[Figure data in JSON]
────────────────────
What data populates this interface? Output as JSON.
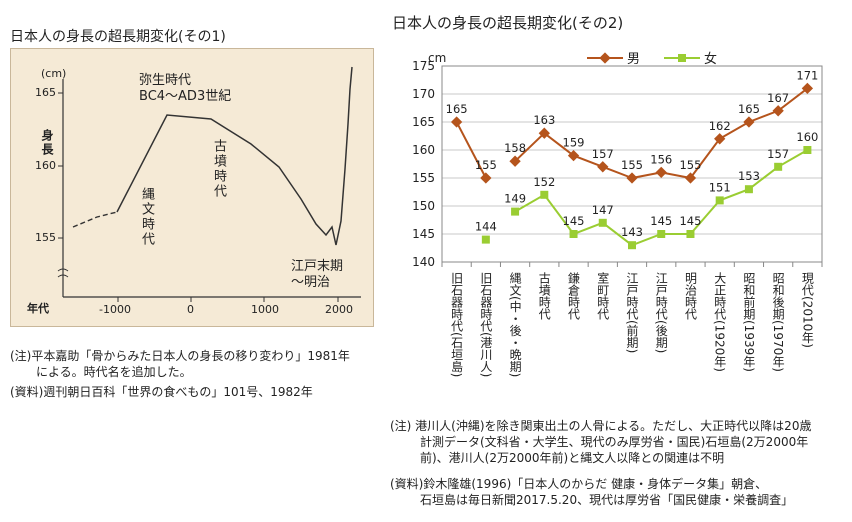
{
  "titles": {
    "left": "日本人の身長の超長期変化(その1)",
    "right": "日本人の身長の超長期変化(その2)"
  },
  "left_chart": {
    "y_unit": "(cm)",
    "y_label": "身長",
    "x_label": "年代",
    "y_ticks": [
      "165",
      "160",
      "155"
    ],
    "x_ticks": [
      "-1000",
      "0",
      "1000",
      "2000"
    ],
    "era_labels": {
      "yayoi": "弥生時代",
      "yayoi_sub": "BC4〜AD3世紀",
      "kofun": "古墳時代",
      "jomon": "縄文時代",
      "edo_1": "江戸末期",
      "edo_2": "〜明治"
    },
    "notes": [
      "(注)平本嘉助「骨からみた日本人の身長の移り変わり」1981年",
      "による。時代名を追加した。",
      "(資料)週刊朝日百科「世界の食べもの」101号、1982年"
    ]
  },
  "chart_data": {
    "type": "line",
    "title": "日本人の身長の超長期変化(その2)",
    "ylabel": "cm",
    "ylim": [
      140,
      175
    ],
    "yticks": [
      140,
      145,
      150,
      155,
      160,
      165,
      170,
      175
    ],
    "categories": [
      "旧石器時代(石垣島)",
      "旧石器時代(港川人)",
      "縄文(中・後・晩期)",
      "古墳時代",
      "鎌倉時代",
      "室町時代",
      "江戸時代(前期)",
      "江戸時代(後期)",
      "明治時代",
      "大正時代(1920年)",
      "昭和前期(1939年)",
      "昭和後期(1970年)",
      "現代(2010年)"
    ],
    "series": [
      {
        "name": "男",
        "color": "#b5541c",
        "values": [
          165,
          155,
          158,
          163,
          159,
          157,
          155,
          156,
          155,
          162,
          165,
          167,
          171
        ],
        "labels": [
          "165",
          "155",
          "158",
          "163",
          "159",
          "157",
          "155",
          "156",
          "155",
          "162",
          "165",
          "167",
          "171"
        ]
      },
      {
        "name": "女",
        "color": "#9acd32",
        "values": [
          null,
          144,
          149,
          152,
          145,
          147,
          143,
          145,
          145,
          151,
          153,
          157,
          160
        ],
        "labels": [
          "",
          "144",
          "149",
          "152",
          "145",
          "147",
          "143",
          "145",
          "145",
          "151",
          "153",
          "157",
          "160"
        ]
      }
    ],
    "legend": "top",
    "grid": true,
    "notes": [
      "(注) 港川人(沖縄)を除き関東出土の人骨による。ただし、大正時代以降は20歳",
      "計測データ(文科省・大学生、現代のみ厚労省・国民)石垣島(2万2000年",
      "前)、港川人(2万2000年前)と縄文人以降との関連は不明",
      "(資料)鈴木隆雄(1996)「日本人のからだ 健康・身体データ集」朝倉、",
      "石垣島は毎日新聞2017.5.20、現代は厚労省「国民健康・栄養調査」"
    ]
  }
}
────────────────────
Copy every line of the data word for word, omitting the images.

Finished task:
What data populates this interface? Output as JSON.
{
  "titles": {
    "left": "日本人の身長の超長期変化(その1)",
    "right": "日本人の身長の超長期変化(その2)"
  },
  "left_chart": {
    "y_unit": "(cm)",
    "y_label": "身長",
    "x_label": "年代",
    "y_ticks": [
      "165",
      "160",
      "155"
    ],
    "x_ticks": [
      "-1000",
      "0",
      "1000",
      "2000"
    ],
    "era_labels": {
      "yayoi": "弥生時代",
      "yayoi_sub": "BC4〜AD3世紀",
      "kofun": "古墳時代",
      "jomon": "縄文時代",
      "edo_1": "江戸末期",
      "edo_2": "〜明治"
    },
    "notes": [
      "(注)平本嘉助「骨からみた日本人の身長の移り変わり」1981年",
      "による。時代名を追加した。",
      "(資料)週刊朝日百科「世界の食べもの」101号、1982年"
    ]
  },
  "chart_data": {
    "type": "line",
    "title": "日本人の身長の超長期変化(その2)",
    "ylabel": "cm",
    "ylim": [
      140,
      175
    ],
    "yticks": [
      140,
      145,
      150,
      155,
      160,
      165,
      170,
      175
    ],
    "categories": [
      "旧石器時代(石垣島)",
      "旧石器時代(港川人)",
      "縄文(中・後・晩期)",
      "古墳時代",
      "鎌倉時代",
      "室町時代",
      "江戸時代(前期)",
      "江戸時代(後期)",
      "明治時代",
      "大正時代(1920年)",
      "昭和前期(1939年)",
      "昭和後期(1970年)",
      "現代(2010年)"
    ],
    "series": [
      {
        "name": "男",
        "color": "#b5541c",
        "values": [
          165,
          155,
          158,
          163,
          159,
          157,
          155,
          156,
          155,
          162,
          165,
          167,
          171
        ],
        "labels": [
          "165",
          "155",
          "158",
          "163",
          "159",
          "157",
          "155",
          "156",
          "155",
          "162",
          "165",
          "167",
          "171"
        ]
      },
      {
        "name": "女",
        "color": "#9acd32",
        "values": [
          null,
          144,
          149,
          152,
          145,
          147,
          143,
          145,
          145,
          151,
          153,
          157,
          160
        ],
        "labels": [
          "",
          "144",
          "149",
          "152",
          "145",
          "147",
          "143",
          "145",
          "145",
          "151",
          "153",
          "157",
          "160"
        ]
      }
    ],
    "legend": "top",
    "grid": true,
    "notes": [
      "(注) 港川人(沖縄)を除き関東出土の人骨による。ただし、大正時代以降は20歳",
      "計測データ(文科省・大学生、現代のみ厚労省・国民)石垣島(2万2000年",
      "前)、港川人(2万2000年前)と縄文人以降との関連は不明",
      "(資料)鈴木隆雄(1996)「日本人のからだ 健康・身体データ集」朝倉、",
      "石垣島は毎日新聞2017.5.20、現代は厚労省「国民健康・栄養調査」"
    ]
  }
}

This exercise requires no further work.